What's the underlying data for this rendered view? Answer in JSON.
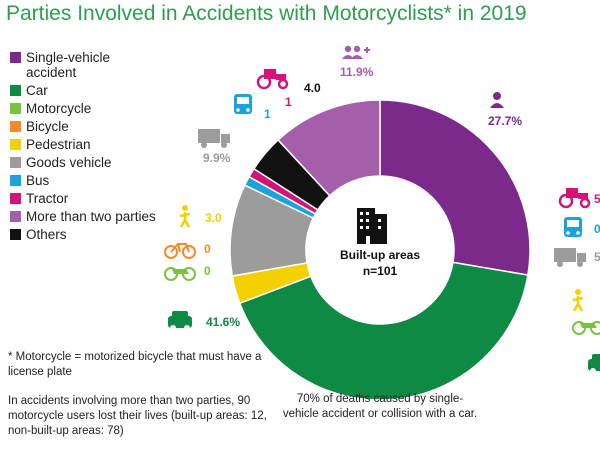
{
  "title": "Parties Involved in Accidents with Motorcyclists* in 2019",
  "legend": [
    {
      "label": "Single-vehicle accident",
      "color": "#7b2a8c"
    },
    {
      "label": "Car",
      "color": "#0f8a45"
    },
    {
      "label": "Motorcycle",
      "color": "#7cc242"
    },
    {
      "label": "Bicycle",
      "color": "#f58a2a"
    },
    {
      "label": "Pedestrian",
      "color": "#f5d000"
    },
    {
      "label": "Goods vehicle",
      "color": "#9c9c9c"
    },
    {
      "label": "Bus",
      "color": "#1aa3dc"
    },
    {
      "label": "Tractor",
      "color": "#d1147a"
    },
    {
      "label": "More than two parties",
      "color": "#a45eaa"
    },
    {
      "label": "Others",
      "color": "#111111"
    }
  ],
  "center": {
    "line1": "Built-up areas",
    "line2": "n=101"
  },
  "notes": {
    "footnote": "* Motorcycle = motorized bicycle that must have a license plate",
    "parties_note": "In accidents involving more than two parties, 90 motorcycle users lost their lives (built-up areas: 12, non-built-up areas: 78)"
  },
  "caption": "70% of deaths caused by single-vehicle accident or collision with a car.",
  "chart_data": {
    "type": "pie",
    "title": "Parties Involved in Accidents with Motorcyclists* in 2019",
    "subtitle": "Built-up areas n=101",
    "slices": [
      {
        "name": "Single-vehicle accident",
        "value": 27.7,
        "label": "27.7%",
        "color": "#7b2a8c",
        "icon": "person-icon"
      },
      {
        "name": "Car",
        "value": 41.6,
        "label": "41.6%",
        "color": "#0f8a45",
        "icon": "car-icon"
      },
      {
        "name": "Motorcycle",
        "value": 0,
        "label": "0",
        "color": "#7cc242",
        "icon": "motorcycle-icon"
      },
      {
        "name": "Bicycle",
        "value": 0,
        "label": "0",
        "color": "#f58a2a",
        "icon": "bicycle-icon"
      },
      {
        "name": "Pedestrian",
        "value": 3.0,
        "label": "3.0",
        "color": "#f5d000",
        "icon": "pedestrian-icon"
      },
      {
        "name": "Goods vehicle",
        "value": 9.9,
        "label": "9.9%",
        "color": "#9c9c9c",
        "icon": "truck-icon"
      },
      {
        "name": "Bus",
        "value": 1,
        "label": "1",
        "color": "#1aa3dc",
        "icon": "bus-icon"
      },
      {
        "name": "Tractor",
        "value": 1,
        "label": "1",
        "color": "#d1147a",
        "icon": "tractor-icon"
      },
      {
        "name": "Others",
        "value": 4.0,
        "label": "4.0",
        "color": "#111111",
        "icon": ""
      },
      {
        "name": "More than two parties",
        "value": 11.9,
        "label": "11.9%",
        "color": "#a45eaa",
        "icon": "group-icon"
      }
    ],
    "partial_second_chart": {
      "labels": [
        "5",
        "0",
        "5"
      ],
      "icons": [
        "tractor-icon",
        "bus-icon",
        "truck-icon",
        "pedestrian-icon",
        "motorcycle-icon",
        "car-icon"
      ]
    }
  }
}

######

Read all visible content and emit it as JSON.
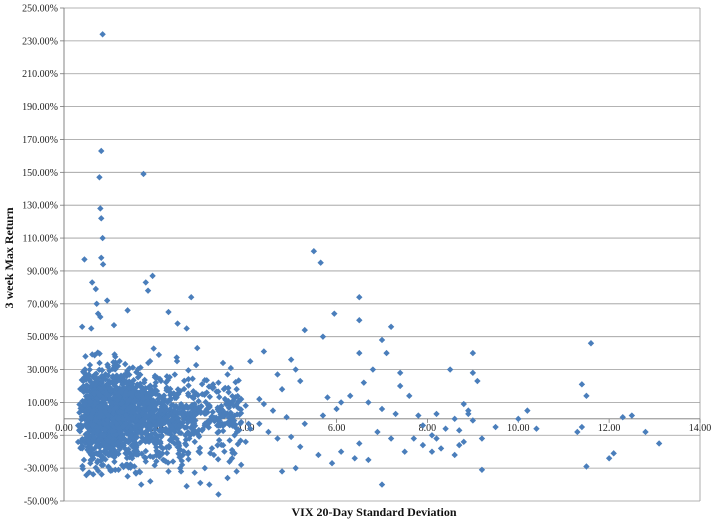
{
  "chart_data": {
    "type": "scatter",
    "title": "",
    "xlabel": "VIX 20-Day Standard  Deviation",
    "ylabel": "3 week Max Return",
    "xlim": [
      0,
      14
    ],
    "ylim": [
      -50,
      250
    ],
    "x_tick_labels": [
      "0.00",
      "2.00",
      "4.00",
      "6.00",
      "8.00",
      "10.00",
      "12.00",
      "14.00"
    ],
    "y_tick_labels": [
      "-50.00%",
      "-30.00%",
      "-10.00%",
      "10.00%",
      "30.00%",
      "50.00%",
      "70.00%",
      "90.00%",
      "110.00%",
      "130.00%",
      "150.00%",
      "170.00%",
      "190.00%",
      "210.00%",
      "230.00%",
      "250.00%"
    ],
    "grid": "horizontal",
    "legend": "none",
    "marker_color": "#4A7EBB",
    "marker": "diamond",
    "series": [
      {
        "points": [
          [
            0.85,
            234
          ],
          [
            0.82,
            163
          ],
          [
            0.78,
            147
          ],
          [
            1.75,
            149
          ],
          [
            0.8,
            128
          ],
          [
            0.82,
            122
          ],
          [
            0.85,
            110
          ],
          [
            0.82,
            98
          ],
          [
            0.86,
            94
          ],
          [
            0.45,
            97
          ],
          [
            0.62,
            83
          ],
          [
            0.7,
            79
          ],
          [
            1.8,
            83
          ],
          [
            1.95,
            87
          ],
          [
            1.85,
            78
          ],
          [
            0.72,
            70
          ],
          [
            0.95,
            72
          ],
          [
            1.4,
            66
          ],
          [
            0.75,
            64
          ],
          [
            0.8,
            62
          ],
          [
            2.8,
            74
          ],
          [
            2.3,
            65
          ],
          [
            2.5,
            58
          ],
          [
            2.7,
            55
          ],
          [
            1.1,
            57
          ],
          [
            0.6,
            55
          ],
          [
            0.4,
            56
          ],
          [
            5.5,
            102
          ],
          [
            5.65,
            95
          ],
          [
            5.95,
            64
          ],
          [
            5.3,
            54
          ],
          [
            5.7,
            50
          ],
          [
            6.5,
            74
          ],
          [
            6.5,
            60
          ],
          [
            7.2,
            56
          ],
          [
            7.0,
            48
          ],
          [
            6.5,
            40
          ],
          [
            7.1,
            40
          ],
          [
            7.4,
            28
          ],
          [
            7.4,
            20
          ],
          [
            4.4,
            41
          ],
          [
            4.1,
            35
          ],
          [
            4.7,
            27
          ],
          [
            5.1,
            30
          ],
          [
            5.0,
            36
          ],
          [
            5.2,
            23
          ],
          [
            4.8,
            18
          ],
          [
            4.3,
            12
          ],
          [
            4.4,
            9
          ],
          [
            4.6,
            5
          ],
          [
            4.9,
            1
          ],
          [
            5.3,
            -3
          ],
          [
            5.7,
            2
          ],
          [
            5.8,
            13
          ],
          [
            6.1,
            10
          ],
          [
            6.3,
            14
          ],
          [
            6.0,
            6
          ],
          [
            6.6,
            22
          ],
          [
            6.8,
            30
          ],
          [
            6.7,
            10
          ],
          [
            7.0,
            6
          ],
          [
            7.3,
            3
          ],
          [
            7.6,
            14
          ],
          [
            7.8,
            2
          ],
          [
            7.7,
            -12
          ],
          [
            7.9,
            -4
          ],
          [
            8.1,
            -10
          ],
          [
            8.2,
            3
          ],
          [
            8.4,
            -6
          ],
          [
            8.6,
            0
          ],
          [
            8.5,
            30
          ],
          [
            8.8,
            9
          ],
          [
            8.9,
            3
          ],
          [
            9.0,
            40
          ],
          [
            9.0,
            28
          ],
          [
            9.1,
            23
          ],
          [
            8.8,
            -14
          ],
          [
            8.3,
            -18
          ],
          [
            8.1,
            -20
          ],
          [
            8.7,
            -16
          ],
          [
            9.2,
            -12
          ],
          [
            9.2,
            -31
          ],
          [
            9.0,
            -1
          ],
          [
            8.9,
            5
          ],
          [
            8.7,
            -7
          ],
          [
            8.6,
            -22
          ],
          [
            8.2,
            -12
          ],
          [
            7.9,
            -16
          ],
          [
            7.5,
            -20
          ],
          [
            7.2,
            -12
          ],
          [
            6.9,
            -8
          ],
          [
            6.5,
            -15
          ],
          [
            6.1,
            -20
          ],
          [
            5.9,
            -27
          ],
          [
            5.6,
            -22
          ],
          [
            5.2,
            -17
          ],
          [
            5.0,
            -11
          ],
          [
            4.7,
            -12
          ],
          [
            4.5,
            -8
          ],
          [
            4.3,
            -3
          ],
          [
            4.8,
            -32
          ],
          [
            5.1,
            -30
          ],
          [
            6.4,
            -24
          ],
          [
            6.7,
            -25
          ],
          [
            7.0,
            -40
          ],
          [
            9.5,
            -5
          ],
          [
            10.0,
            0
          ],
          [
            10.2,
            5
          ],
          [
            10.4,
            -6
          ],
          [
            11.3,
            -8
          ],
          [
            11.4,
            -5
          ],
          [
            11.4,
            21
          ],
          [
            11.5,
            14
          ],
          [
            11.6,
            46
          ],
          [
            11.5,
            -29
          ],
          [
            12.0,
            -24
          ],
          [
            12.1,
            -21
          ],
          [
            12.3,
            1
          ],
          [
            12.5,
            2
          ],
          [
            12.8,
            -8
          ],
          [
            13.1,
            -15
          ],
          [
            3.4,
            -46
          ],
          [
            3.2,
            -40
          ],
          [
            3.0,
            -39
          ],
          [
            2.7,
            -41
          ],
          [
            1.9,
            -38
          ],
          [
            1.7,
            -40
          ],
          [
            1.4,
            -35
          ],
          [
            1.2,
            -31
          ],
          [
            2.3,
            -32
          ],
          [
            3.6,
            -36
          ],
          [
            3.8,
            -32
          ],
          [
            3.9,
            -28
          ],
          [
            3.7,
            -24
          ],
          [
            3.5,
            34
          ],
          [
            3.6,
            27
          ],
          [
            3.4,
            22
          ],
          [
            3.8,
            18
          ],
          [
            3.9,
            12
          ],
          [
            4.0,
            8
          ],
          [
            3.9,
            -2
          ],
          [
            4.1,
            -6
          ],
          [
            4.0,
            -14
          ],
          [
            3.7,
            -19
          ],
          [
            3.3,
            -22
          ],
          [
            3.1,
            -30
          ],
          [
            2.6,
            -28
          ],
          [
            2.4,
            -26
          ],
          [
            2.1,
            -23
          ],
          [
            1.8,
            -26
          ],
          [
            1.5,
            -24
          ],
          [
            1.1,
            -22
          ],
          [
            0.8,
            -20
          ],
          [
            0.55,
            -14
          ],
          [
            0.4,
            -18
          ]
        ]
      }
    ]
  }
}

######

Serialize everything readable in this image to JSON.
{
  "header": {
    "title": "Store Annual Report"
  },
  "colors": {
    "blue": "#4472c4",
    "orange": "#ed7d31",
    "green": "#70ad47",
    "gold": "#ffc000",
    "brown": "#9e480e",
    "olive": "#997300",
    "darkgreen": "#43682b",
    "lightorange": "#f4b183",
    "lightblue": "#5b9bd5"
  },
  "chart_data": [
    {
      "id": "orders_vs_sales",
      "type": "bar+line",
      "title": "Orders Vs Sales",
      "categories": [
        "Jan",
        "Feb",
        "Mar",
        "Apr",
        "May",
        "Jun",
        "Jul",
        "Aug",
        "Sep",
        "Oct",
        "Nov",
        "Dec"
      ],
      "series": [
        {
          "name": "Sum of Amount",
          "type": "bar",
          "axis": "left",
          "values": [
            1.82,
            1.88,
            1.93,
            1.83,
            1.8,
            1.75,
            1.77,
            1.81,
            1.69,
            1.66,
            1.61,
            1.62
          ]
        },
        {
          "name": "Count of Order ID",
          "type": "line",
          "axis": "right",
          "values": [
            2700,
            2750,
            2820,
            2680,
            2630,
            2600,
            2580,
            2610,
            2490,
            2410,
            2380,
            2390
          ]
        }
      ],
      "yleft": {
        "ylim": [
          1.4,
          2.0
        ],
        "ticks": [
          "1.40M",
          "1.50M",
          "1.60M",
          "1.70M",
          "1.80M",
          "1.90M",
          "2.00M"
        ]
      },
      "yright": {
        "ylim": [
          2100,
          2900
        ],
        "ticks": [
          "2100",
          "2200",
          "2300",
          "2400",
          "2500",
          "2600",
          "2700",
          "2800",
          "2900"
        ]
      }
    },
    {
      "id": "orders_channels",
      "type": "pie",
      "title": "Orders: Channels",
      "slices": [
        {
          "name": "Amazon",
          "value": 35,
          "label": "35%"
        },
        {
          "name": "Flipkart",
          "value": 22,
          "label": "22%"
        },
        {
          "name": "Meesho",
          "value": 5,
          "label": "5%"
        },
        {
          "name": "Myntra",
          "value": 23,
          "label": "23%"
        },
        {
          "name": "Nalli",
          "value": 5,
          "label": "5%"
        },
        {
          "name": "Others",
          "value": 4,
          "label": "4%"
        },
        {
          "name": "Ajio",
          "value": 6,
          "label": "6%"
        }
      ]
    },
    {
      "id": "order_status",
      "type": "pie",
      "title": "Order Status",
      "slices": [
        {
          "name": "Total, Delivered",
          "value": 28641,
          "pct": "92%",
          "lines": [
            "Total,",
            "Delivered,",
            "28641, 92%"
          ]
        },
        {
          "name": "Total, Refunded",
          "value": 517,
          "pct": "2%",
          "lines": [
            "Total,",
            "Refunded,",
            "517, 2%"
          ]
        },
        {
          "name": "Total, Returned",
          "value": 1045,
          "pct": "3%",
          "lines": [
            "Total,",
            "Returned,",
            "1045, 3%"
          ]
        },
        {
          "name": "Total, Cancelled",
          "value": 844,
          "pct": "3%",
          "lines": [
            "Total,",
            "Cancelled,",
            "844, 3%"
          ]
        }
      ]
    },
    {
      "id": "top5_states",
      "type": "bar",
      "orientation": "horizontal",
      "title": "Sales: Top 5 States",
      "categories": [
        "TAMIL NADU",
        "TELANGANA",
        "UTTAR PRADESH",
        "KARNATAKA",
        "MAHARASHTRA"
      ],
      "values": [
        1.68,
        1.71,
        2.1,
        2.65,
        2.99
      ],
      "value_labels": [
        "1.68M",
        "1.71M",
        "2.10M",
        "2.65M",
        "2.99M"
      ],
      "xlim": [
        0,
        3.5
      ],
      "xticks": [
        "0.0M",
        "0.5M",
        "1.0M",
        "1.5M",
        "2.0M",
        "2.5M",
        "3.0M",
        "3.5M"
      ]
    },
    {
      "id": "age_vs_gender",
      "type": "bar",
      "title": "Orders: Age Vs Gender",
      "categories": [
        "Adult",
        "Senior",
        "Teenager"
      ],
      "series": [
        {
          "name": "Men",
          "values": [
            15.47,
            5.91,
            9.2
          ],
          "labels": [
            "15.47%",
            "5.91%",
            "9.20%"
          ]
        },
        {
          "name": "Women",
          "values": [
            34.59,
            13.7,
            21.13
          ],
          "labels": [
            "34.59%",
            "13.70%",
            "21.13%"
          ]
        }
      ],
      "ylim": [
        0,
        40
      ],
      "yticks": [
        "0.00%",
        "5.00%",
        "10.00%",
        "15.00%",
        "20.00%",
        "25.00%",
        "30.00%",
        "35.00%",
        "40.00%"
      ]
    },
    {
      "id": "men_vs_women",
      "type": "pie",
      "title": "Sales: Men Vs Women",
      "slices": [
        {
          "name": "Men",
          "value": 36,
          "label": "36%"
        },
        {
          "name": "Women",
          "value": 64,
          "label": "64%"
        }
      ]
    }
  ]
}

######

AIM OF THE TASK — Across all the entries, count the lines that contain the word "type" and give the number by itself.

THE OUTPUT — 10